• _WHAT IS REQUIRED_
Pick out all lines with the word "библиографирования" from the records that follow.
————
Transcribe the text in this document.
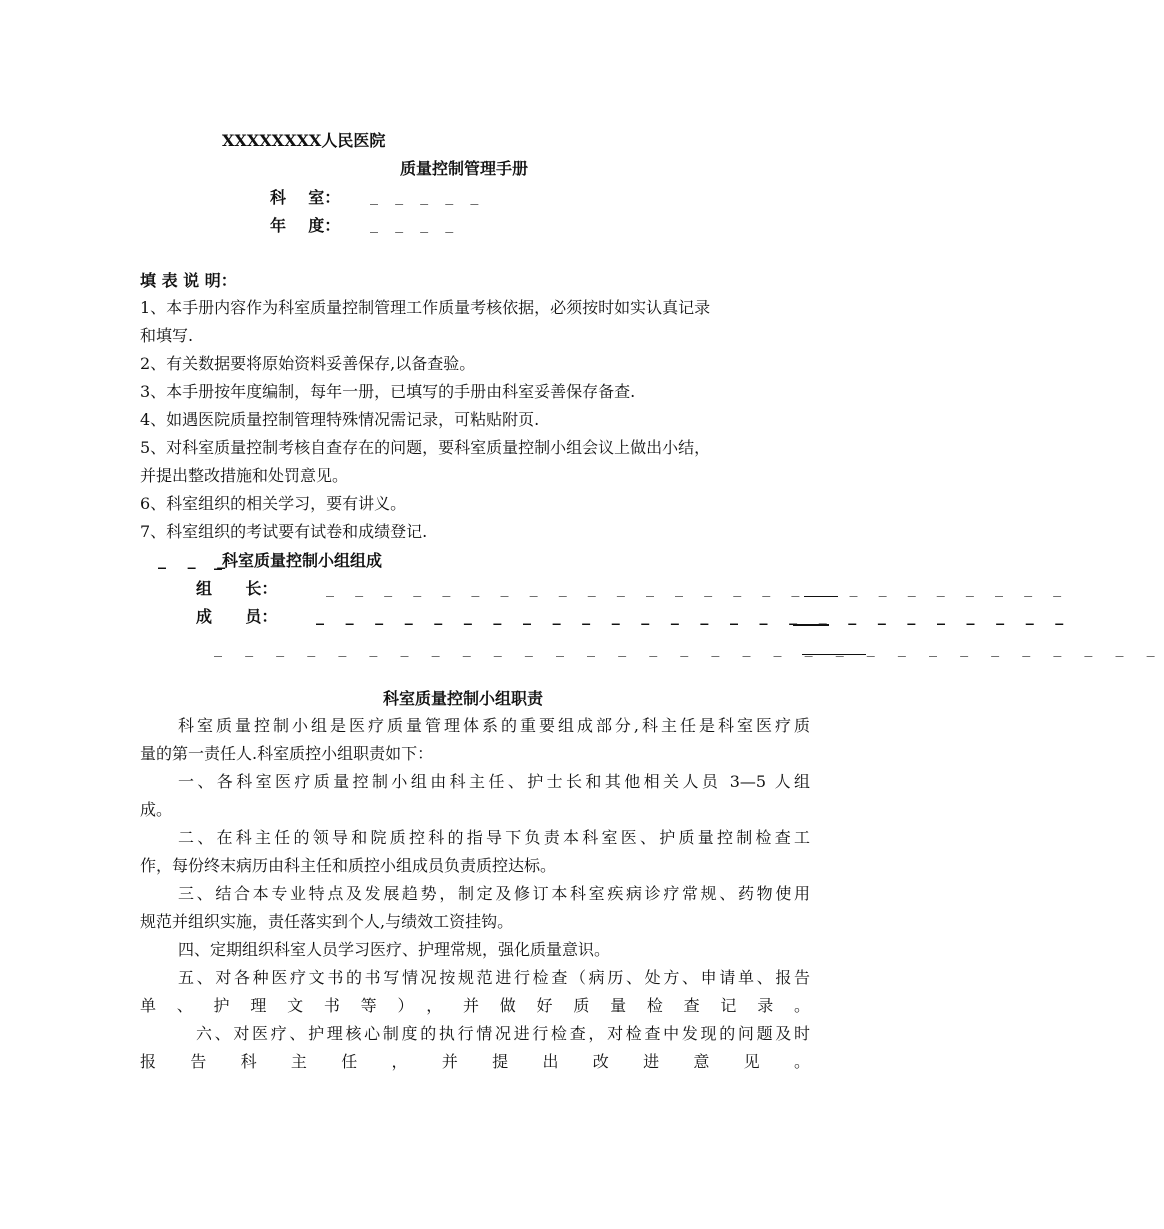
XXXXXXXX人民医院
质量控制管理手册
科    室： _ _ _ _ _
年    度： _ _ _ _
填 表 说 明：
1、本手册内容作为科室质量控制管理工作质量考核依据，必须按时如实认真记录
和填写.
2、有关数据要将原始资料妥善保存,以备查验。
3、本手册按年度编制，每年一册，已填写的手册由科室妥善保存备查.
4、如遇医院质量控制管理特殊情况需记录，可粘贴附页.
5、对科室质量控制考核自查存在的问题，要科室质量控制小组会议上做出小结，
并提出整改措施和处罚意见。
6、科室组织的相关学习，要有讲义。
7、科室组织的考试要有试卷和成绩登记.
_ _ _
_科室质量控制小组组成
组      长：	_ _ _ _ _ _ _ _ _ _ _ _ _ _ _ _ _ _ _ _ _ _ _ _ _ _
成      员： _ _ _ _ _ _ _ _ _ _ _ _ _ _ _ _ _ _ _ _ _ _ _ _ _ _
_ _ _ _ _ _ _ _ _ _ _ _ _ _ _ _ _ _ _ _ _ _ _ _ _ _ _ _ _ _ _
科室质量控制小组职责
科室质量控制小组是医疗质量管理体系的重要组成部分,科主任是科室医疗质
量的第一责任人.科室质控小组职责如下：
一、各科室医疗质量控制小组由科主任、护士长和其他相关人员 3—5 人组
成。
二、在科主任的领导和院质控科的指导下负责本科室医、护质量控制检查工
作，每份终末病历由科主任和质控小组成员负责质控达标。
三、结合本专业特点及发展趋势，制定及修订本科室疾病诊疗常规、药物使用
规范并组织实施，责任落实到个人,与绩效工资挂钩。
四、定期组织科室人员学习医疗、护理常规，强化质量意识。
五、对各种医疗文书的书写情况按规范进行检查（病历、处方、申请单、报告
单、护理文书等），并做好质量检查记录。
六、对医疗、护理核心制度的执行情况进行检查，对检查中发现的问题及时
报告科主任，并提出改进意见。
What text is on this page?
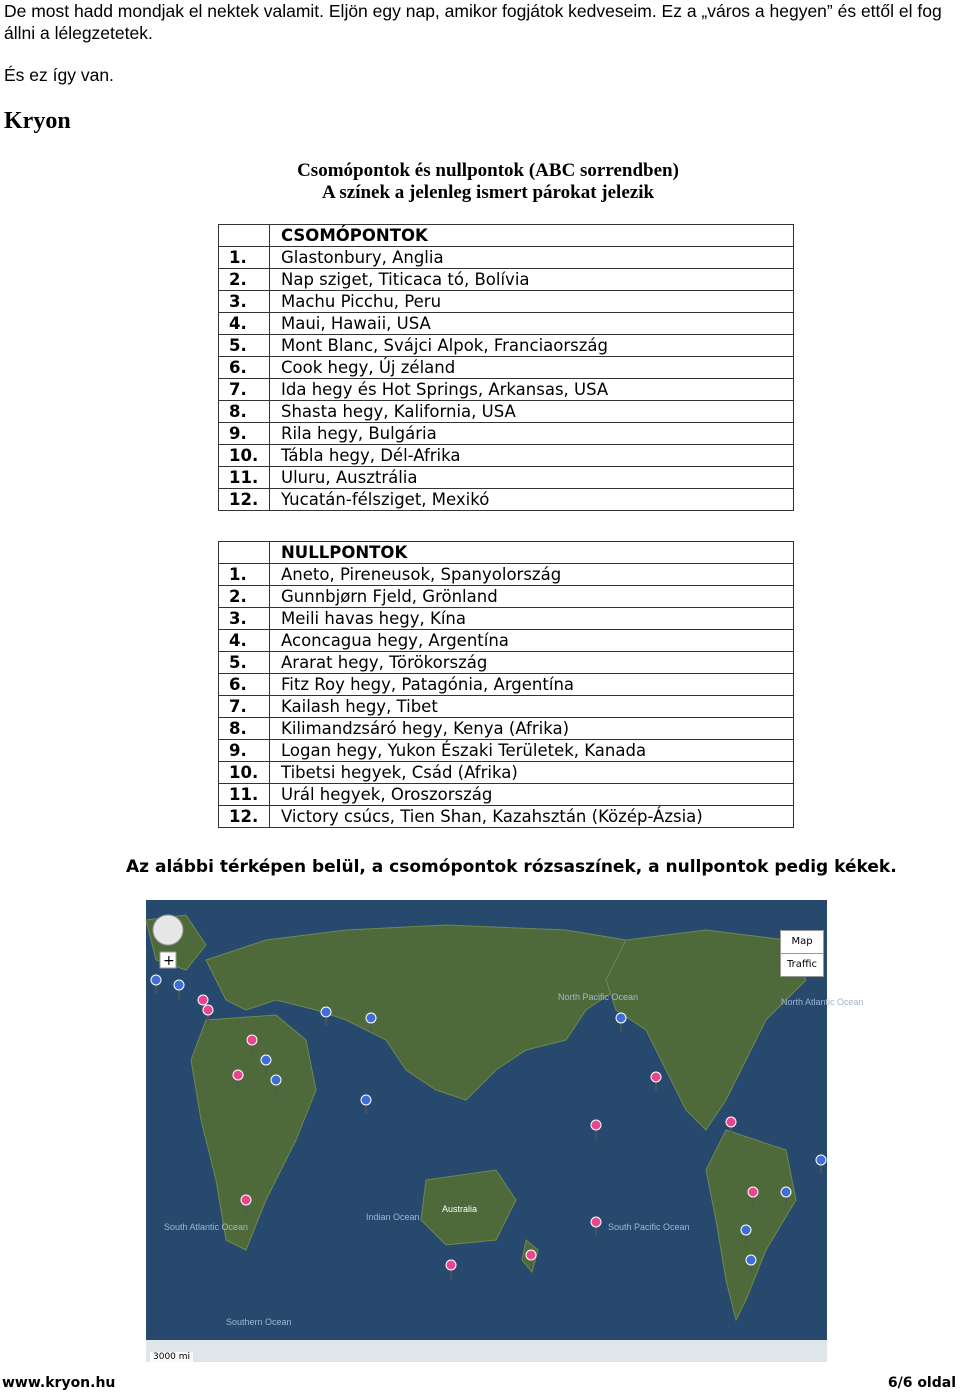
De most hadd mondjak el nektek valamit. Eljön egy nap, amikor fogjátok kedveseim. Ez a „város a hegyen” és ettől el fog állni a lélegzetetek.

És ez így van.

Kryon
Csomópontok és nullpontok (ABC sorrendben)
A színek a jelenleg ismert párokat jelezik
	CSOMÓPONTOK
1.	Glastonbury, Anglia
2.	Nap sziget, Titicaca tó, Bolívia
3.	Machu Picchu, Peru
4.	Maui, Hawaii, USA
5.	Mont Blanc, Svájci Alpok, Franciaország
6.	Cook hegy, Új zéland
7.	Ida hegy és Hot Springs, Arkansas, USA
8.	Shasta hegy, Kalifornia, USA
9.	Rila hegy, Bulgária
10.	Tábla hegy, Dél-Afrika
11.	Uluru, Ausztrália
12.	Yucatán-félsziget, Mexikó
	NULLPONTOK
1.	Aneto, Pireneusok, Spanyolország
2.	Gunnbjørn Fjeld, Grönland
3.	Meili havas hegy, Kína
4.	Aconcagua hegy, Argentína
5.	Ararat hegy, Törökország
6.	Fitz Roy hegy, Patagónia, Argentína
7.	Kailash hegy, Tibet
8.	Kilimandzsáró hegy, Kenya (Afrika)
9.	Logan hegy, Yukon Északi Területek, Kanada
10.	Tibetsi hegyek, Csád (Afrika)
11.	Urál hegyek, Oroszország
12.	Victory csúcs, Tien Shan, Kazahsztán (Közép-Ázsia)
Az alábbi térképen belül, a csomópontok rózsaszínek, a nullpontok pedig kékek.
North Atlantic Ocean
North Pacific Ocean
South Atlantic Ocean
Indian Ocean
South Pacific Ocean
Southern Ocean
Australia
+
Map
Traffic
3000 mi
www.kryon.hu	6/6 oldal
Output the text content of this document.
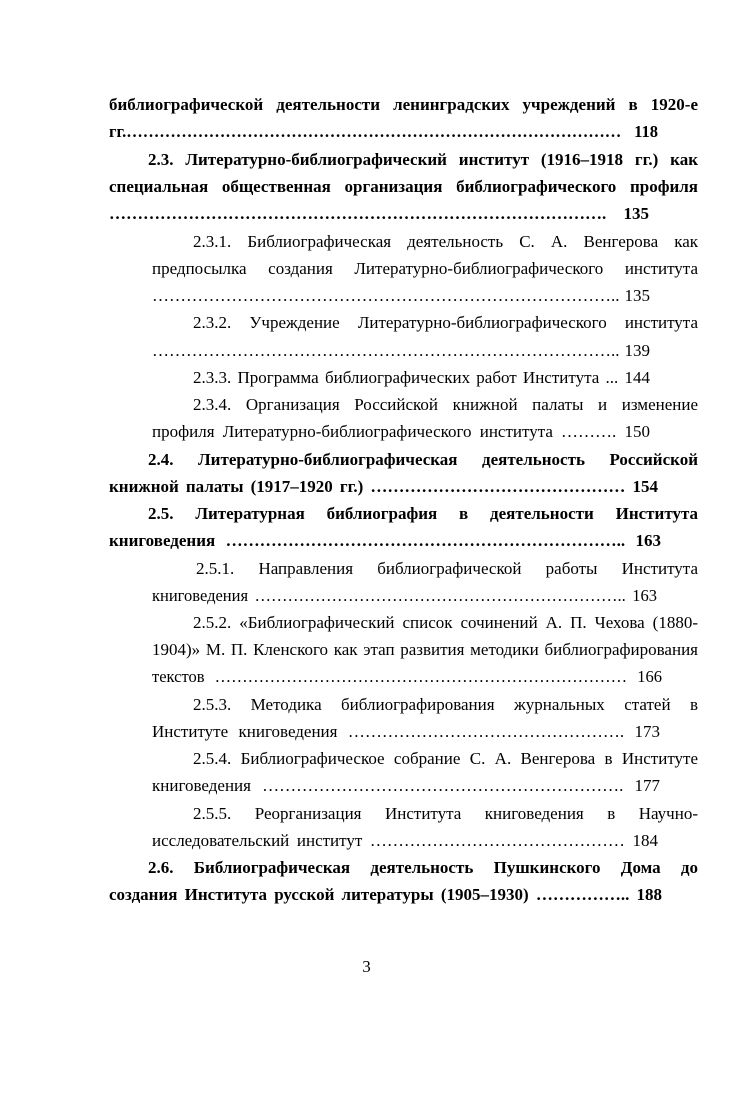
библиографической деятельности ленинградских учреждений в 1920-е
гг.……………………………………………………………………………… 118
2.3. Литературно-библиографический институт (1916–1918 гг.) как
специальная общественная организация библиографического профиля
……………………………………………………………………………. 135
2.3.1. Библиографическая деятельность С. А. Венгерова как
предпосылка создания Литературно-библиографического института
……………………………………………………………………….. 135
2.3.2. Учреждение Литературно-библиографического института
……………………………………………………………………….. 139
2.3.3. Программа библиографических работ Института ... 144
2.3.4. Организация Российской книжной палаты и изменение
профиля Литературно-библиографического института ………. 150
2.4. Литературно-библиографическая деятельность Российской
книжной палаты (1917–1920 гг.) ……………………………………… 154
2.5. Литературная библиография в деятельности Института
книговедения …………………………………………………………….. 163
2.5.1. Направления библиографической работы Института
книговедения ………………………………………………………….. 163
2.5.2. «Библиографический список сочинений А. П. Чехова (1880-
1904)» М. П. Кленского как этап развития методики библиографирования
текстов ………………………………………………………………… 166
2.5.3. Методика библиографирования журнальных статей в
Институте книговедения …………………………………………. 173
2.5.4. Библиографическое собрание С. А. Венгерова в Институте
книговедения ………………………………………………………. 177
2.5.5. Реорганизация Института книговедения в Научно-
исследовательский институт ……………………………………… 184
2.6. Библиографическая деятельность Пушкинского Дома до
создания Института русской литературы (1905–1930) …………….. 188
3
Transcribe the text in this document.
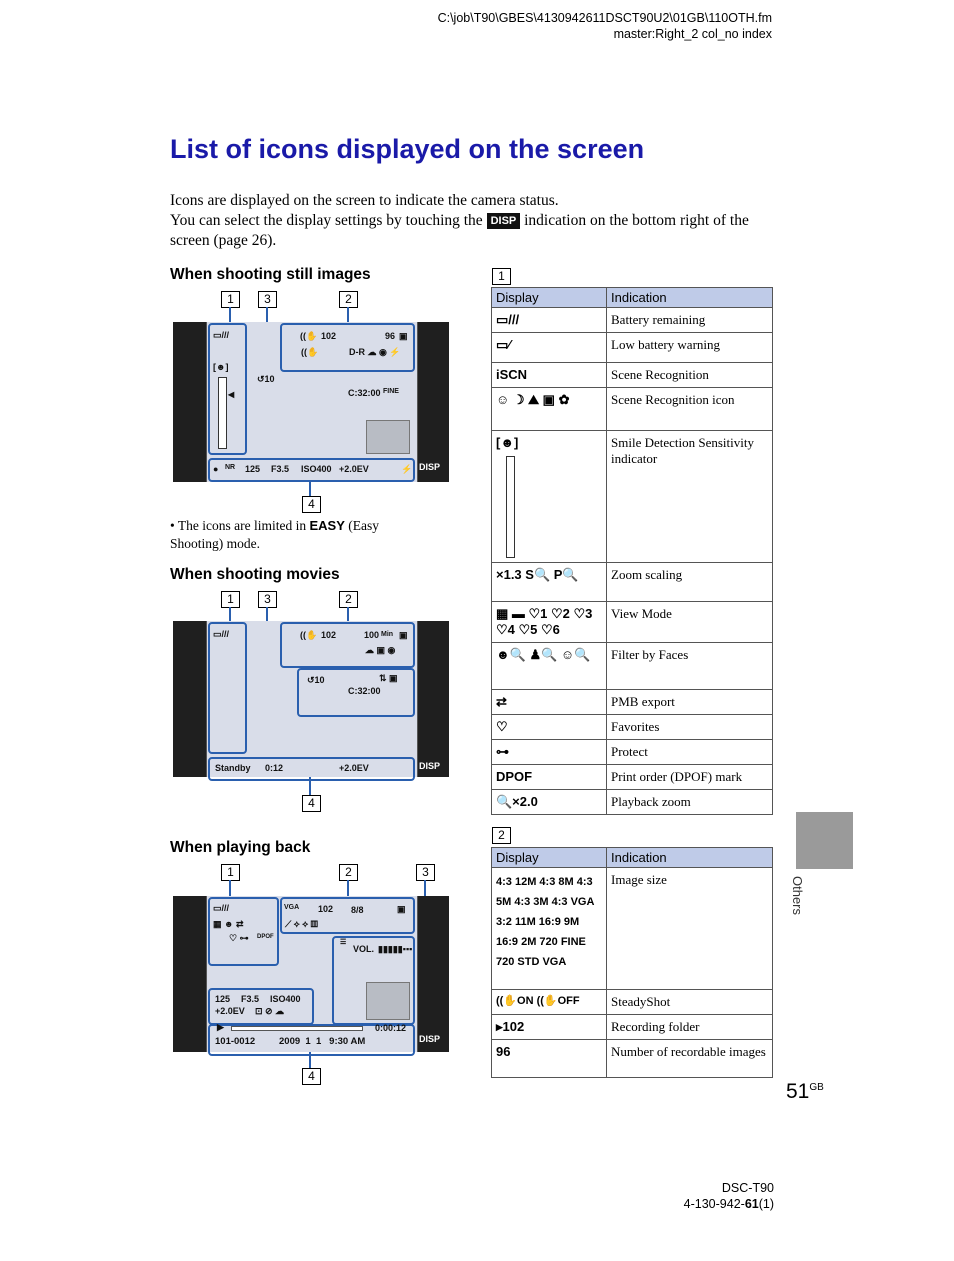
C:\job\T90\GBES\4130942611DSCT90U2\01GB\110OTH.fm
master:Right_2 col_no index
List of icons displayed on the screen
Icons are displayed on the screen to indicate the camera status.
You can select the display settings by touching the DISP indication on the bottom right of the screen (page 26).
When shooting still images
1	3	2
▭///
[☻]
◀
((✋ 102	96 ▣
D-R ☁ ◉ ⚡
((✋
↺10
C:32:00 FINE
● NR 125 F3.5 ISO400 +2.0EV	⚡ DISP
4
• The icons are limited in EASY (Easy Shooting) mode.
When shooting movies
1	3	2
▭///	((✋ 102	100 Min ▣
☁ ▣ ◉
↺10	⇅ ▣
C:32:00
Standby 0:12	+2.0EV	DISP
4
When playing back
1	2	3
▭///
▦ ☻ ⇄
♡ ⊶ DPOF
VGA 102 8/8	▣
⟋ ⟡ ⟡ ▥
☰
VOL. ▮▮▮▮▮▪▪▪
125 F3.5 ISO400
+2.0EV ⊡ ⊘ ☁
▶	0:00:12
101-0012	2009  1  1   9:30 AM	DISP
4
1
Display	Indication
▭///	Battery remaining
▭⁄	Low battery warning
iSCN	Scene Recognition
☺ ☽ ⛰ ▣ ✿	Scene Recognition icon

[☻]	Smile Detection Sensitivity indicator
×1.3 S🔍 P🔍	Zoom scaling
▦ ▬ ♡1 ♡2 ♡3 ♡4 ♡5 ♡6	View Mode
☻🔍 ♟🔍 ☺🔍	Filter by Faces
⇄	PMB export
♡	Favorites
⊶	Protect
DPOF	Print order (DPOF) mark
🔍×2.0	Playback zoom
2
Display	Indication
4:3 12M 4:3 8M 4:3 5M 4:3 3M 4:3 VGA 3:2 11M 16:9 9M 16:9 2M 720 FINE 720 STD VGA	Image size
((✋ON ((✋OFF	SteadyShot
▸102	Recording folder
96	Number of recordable images
Others
$51^{GB}$
DSC-T90
4-130-942-61(1)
————
• _THE OUTPUT_
1904)» М. П. Кленского как этап развития методики библиографирования
2.5.3. Методика библиографирования журнальных статей в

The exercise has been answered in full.